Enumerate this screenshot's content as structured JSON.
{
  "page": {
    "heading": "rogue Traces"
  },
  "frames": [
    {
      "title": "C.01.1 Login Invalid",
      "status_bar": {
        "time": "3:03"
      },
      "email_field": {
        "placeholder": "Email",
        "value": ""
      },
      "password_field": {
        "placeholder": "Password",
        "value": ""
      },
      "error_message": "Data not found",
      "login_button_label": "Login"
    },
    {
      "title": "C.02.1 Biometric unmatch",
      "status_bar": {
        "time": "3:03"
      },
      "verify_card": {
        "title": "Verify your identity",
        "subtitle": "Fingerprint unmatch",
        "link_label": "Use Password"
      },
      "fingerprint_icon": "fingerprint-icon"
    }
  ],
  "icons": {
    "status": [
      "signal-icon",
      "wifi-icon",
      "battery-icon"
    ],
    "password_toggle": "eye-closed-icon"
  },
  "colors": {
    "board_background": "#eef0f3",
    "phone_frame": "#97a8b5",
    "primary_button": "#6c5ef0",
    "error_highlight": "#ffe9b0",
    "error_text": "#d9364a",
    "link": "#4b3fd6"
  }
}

### Aim
Count the lines above in which the word "placeholder" appears, then state only that count.

### Answer for the task
2